## FRAGMENTO
....
En un intervalo de su jornada de compromisos con políticos y empresarios, Sharapova se detiene para hablar de sí misma. Lo hace convencida del valor de la industria que regenta. Su percepción de la vida tiene un profundo marchamo económico. "Somos un negocio familiar", explica. "El principal trabajo de mi padre es ser mi padre, y el principal trabajo de mi madre es ser mi madre".

Yelena se ocupa de las finanzas de su hija. Yuri maneja la faceta deportiva. Han invertido mucho tiempo y muchos planes en ella. Cuando Yelena se quedó embarazada, el matrimonio vivía en Gomel, en Bielorrusia. Fue poco después del accidente de la central nuclear de Chernóbil. Temerosos de que la radiactividad pudiese afectar al feto, decidieron trasladarse a 2.000 kilómetros al este, a un pueblo de Siberia llamado Nyagan, donde nació Maria. La familia permaneció más de dos años en Siberia antes de mudarse al balneario de Sochi, a 2.000 kilómetros al suroeste, en la costa oriental del mar Negro.
....
## BLOQUE DE DATOS
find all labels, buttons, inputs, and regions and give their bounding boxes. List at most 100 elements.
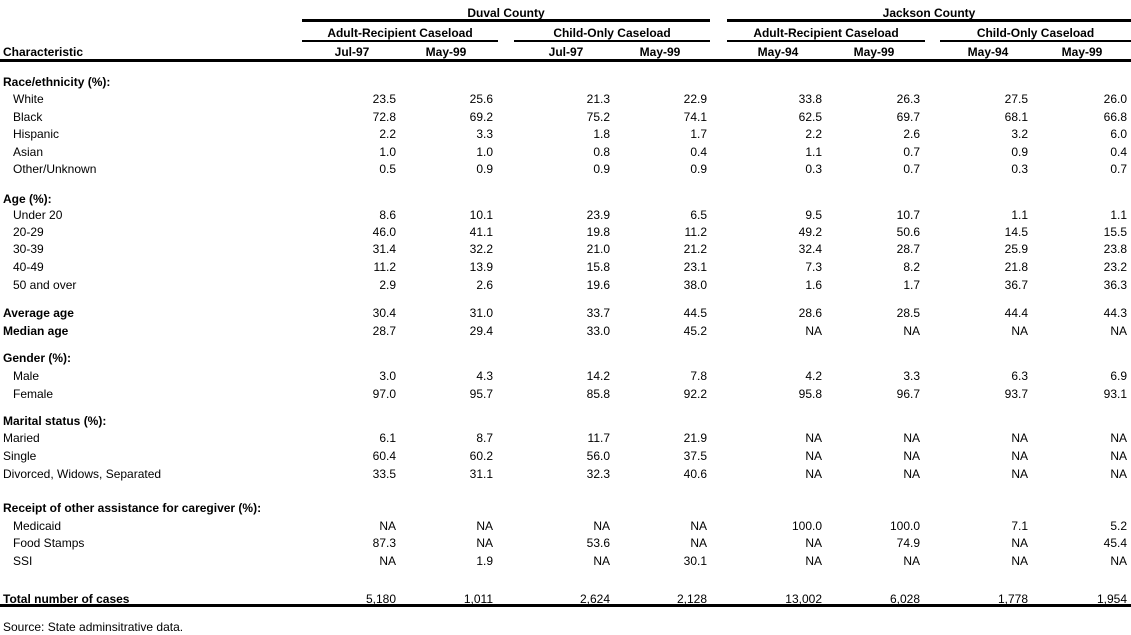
....
## QUÉ SE PIDE
¿Podrías seguir escribiendo el fragmento sobre Sharapova y su familia a partir de su última oración?

## SOLUCIÓN PROPUESTA
En Sochi fue donde sus padres la hicieron jugar al tenis poniendo sobre sus hombros todas sus esperanzas de prosperidad. "Mi objetivo siempre fue practicar tenis. Criarme con el tenis", recuerda. "Nunca tuve la oportunidad de plantearme dónde estaba viviendo y en qué condiciones. Si era bueno o malo, o si podía beber o comer lo que me gustaba".

Fue durante sus primeros años en Rusia cuando Maria captó la atención de Martina Navratilova. La checa nacionalizada estadounidense, que ganó nueve veces Wimbledon, dirigía un curso de tenis en Moscú cuando vio a la jovencita. Habló con los padres y les recomendó que se mudaran: "Llévenla a Estados Unidos".

El consejo de Navratilova tenía una lógica profunda. Ella, originaria de un país del ex bloque soviético, lo sabía bien. Lo esencial de Estados Unidos no eran sus infraestructuras, sus innumerables pistas, sino su civilización. Con su sentido activista de la vida, propio de los círculos puritanos capitalistas, tanto en Florida como en California, los jóvenes extranjeros se sumergen de inmediato en un ambiente social cuya ética obliga al individuo a competir por aumentar su capital. Así lo sancionó Benjamin Franklin y así lo practica Bollettieri.

Atraído por la larga lista de tenistas de éxito que había producido, Yuri viajó con su hija a Florida para inscribirla en la academia Bollettieri. Como dice su fundador, Nick Bollettieri, en su alocución publicitaria: "No sólo producimos jugadores, construimos gente". Queda patente la ética industrial. La escuela opera con mecanismos de factoría. La avalan los resultados. Jugadores como Andre Agassi, Boris Becker, Bjon Borg, Pete Sampras, Monica Seles o las hermanas Williams fueron adiestrados en sus lujosas instalaciones.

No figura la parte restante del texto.